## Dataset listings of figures
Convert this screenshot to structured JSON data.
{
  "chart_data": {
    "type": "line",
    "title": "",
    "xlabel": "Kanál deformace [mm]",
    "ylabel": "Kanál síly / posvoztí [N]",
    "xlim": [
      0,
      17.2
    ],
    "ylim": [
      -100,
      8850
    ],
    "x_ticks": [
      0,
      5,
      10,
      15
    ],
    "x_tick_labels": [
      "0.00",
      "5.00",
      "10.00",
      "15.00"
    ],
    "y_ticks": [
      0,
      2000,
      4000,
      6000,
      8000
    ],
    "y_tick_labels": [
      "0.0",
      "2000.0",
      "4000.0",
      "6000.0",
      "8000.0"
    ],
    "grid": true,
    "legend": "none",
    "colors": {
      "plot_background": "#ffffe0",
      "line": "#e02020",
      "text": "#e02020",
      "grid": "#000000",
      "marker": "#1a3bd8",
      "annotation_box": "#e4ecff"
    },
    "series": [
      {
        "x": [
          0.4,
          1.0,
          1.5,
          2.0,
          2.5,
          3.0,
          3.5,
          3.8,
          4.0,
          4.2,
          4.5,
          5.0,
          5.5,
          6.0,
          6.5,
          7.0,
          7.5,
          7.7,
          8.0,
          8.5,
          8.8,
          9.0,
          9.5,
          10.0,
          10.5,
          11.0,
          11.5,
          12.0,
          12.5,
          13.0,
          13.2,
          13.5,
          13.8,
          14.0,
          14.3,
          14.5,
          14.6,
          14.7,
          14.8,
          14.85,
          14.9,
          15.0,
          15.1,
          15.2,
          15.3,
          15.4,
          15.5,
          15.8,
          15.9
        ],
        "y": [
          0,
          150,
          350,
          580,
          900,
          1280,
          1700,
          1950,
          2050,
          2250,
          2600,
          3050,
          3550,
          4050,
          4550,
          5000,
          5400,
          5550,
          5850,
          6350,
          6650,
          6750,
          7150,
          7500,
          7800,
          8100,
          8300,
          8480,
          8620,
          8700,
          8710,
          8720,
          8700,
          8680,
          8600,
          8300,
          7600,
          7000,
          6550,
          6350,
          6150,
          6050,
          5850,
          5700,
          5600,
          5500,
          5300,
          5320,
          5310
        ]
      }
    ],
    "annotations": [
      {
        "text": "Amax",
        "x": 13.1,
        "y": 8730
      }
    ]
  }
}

## WHAT YOU SHOULD DO
Transcribe all of the entries without altering anything.

## SOLVED PROBLEM
Convert this screenshot to structured JSON data.
{
  "chart_data": {
    "type": "line",
    "title": "",
    "xlabel": "Kanál deformace [mm]",
    "ylabel": "Kanál síly / posvoztí [N]",
    "xlim": [
      0,
      17.2
    ],
    "ylim": [
      -100,
      8850
    ],
    "x_ticks": [
      0,
      5,
      10,
      15
    ],
    "x_tick_labels": [
      "0.00",
      "5.00",
      "10.00",
      "15.00"
    ],
    "y_ticks": [
      0,
      2000,
      4000,
      6000,
      8000
    ],
    "y_tick_labels": [
      "0.0",
      "2000.0",
      "4000.0",
      "6000.0",
      "8000.0"
    ],
    "grid": true,
    "legend": "none",
    "colors": {
      "plot_background": "#ffffe0",
      "line": "#e02020",
      "text": "#e02020",
      "grid": "#000000",
      "marker": "#1a3bd8",
      "annotation_box": "#e4ecff"
    },
    "series": [
      {
        "x": [
          0.4,
          1.0,
          1.5,
          2.0,
          2.5,
          3.0,
          3.5,
          3.8,
          4.0,
          4.2,
          4.5,
          5.0,
          5.5,
          6.0,
          6.5,
          7.0,
          7.5,
          7.7,
          8.0,
          8.5,
          8.8,
          9.0,
          9.5,
          10.0,
          10.5,
          11.0,
          11.5,
          12.0,
          12.5,
          13.0,
          13.2,
          13.5,
          13.8,
          14.0,
          14.3,
          14.5,
          14.6,
          14.7,
          14.8,
          14.85,
          14.9,
          15.0,
          15.1,
          15.2,
          15.3,
          15.4,
          15.5,
          15.8,
          15.9
        ],
        "y": [
          0,
          150,
          350,
          580,
          900,
          1280,
          1700,
          1950,
          2050,
          2250,
          2600,
          3050,
          3550,
          4050,
          4550,
          5000,
          5400,
          5550,
          5850,
          6350,
          6650,
          6750,
          7150,
          7500,
          7800,
          8100,
          8300,
          8480,
          8620,
          8700,
          8710,
          8720,
          8700,
          8680,
          8600,
          8300,
          7600,
          7000,
          6550,
          6350,
          6150,
          6050,
          5850,
          5700,
          5600,
          5500,
          5300,
          5320,
          5310
        ]
      }
    ],
    "annotations": [
      {
        "text": "Amax",
        "x": 13.1,
        "y": 8730
      }
    ]
  }
}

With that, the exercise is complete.